### What you need to do
Gather up the lines that contain "agricultural".

### Data excerpts
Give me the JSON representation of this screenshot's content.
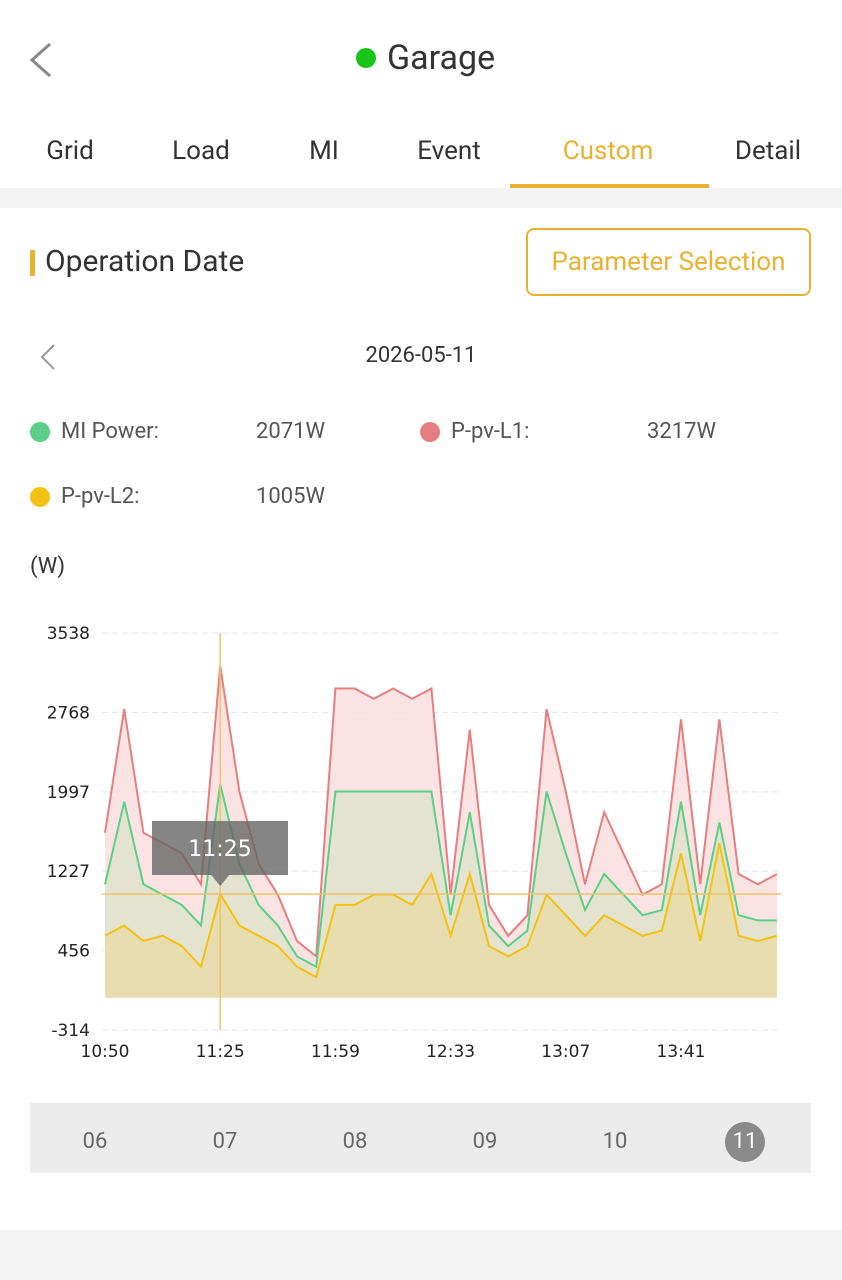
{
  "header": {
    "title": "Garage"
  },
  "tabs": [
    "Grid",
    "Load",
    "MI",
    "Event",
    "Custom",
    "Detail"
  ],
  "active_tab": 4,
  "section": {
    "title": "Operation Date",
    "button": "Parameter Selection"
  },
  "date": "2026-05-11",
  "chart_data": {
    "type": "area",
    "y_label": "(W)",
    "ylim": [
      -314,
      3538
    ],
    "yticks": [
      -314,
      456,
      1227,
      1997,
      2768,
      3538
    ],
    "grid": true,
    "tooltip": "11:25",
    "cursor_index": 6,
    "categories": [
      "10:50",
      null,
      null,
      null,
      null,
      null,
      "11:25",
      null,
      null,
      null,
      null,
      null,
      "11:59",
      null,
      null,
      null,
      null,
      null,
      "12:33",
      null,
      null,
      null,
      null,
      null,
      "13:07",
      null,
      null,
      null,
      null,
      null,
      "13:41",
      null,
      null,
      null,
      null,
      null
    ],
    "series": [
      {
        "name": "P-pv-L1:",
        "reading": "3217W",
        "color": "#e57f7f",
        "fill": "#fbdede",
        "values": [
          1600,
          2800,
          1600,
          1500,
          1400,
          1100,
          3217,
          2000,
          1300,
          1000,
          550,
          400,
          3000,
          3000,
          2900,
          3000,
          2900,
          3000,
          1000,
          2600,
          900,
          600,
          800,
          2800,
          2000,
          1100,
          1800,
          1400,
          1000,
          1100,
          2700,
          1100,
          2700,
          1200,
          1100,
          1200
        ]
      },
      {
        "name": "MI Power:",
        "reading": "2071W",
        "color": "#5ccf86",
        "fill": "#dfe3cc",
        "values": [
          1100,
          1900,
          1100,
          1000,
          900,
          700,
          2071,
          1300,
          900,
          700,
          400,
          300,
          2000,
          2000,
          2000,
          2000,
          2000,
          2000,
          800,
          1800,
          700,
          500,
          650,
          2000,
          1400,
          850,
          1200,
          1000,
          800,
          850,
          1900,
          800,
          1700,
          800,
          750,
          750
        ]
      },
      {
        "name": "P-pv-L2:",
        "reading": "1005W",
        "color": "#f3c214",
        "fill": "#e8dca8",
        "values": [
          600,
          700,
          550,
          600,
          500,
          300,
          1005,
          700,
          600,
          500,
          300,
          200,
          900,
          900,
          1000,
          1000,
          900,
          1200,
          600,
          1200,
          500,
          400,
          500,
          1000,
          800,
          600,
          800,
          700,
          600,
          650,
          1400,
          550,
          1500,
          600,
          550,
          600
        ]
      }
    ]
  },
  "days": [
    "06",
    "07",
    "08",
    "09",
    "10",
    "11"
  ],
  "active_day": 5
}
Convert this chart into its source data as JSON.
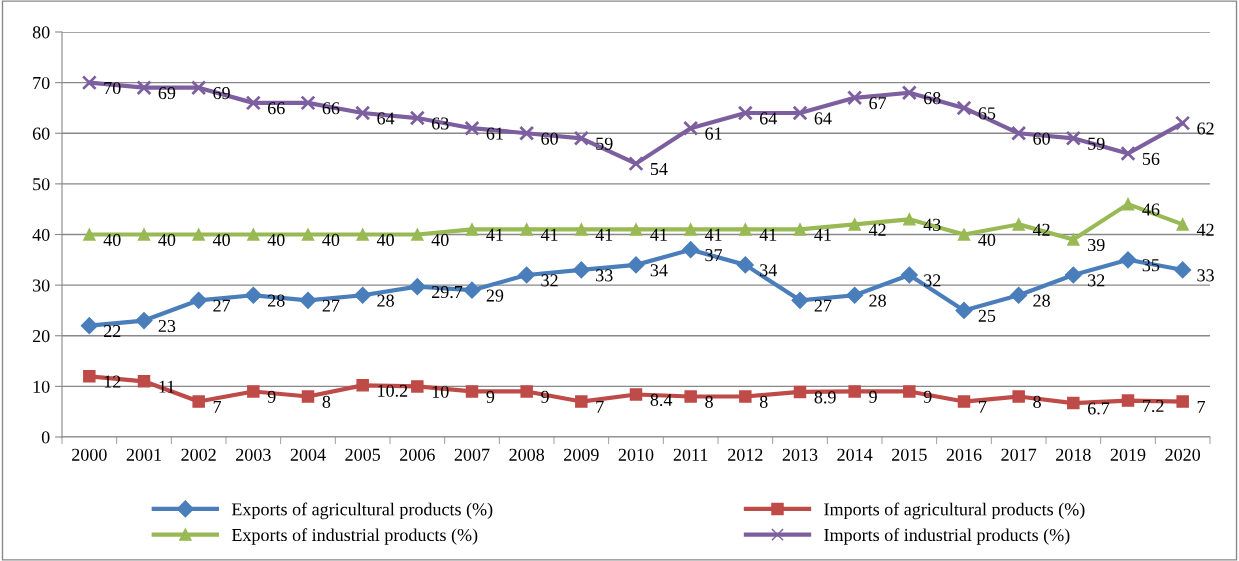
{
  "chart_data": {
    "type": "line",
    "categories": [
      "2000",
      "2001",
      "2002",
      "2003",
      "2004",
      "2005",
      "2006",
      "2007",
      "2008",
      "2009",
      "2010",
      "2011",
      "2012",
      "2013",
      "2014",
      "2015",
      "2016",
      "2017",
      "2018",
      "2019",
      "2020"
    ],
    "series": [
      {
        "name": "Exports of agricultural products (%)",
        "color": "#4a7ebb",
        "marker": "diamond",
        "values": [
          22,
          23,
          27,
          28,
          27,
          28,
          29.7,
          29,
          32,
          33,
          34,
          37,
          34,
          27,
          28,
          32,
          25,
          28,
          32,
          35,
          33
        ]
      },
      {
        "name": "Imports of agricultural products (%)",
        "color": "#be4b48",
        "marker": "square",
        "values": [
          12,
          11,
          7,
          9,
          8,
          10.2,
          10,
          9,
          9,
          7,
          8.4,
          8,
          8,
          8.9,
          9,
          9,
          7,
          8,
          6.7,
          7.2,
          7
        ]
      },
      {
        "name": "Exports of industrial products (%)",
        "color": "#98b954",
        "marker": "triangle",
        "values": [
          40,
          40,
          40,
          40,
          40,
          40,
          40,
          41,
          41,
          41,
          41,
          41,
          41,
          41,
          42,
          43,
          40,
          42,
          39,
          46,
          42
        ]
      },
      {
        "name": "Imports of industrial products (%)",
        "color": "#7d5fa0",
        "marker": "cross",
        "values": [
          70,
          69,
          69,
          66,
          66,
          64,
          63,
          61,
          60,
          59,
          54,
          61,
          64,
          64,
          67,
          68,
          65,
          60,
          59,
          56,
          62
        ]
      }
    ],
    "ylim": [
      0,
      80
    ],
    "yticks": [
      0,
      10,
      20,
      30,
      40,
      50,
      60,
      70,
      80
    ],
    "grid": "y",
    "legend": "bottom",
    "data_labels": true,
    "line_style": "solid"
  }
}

### Response to this exercise
        "name": "Exports of agricultural products (%)",
        "name": "Imports of agricultural products (%)",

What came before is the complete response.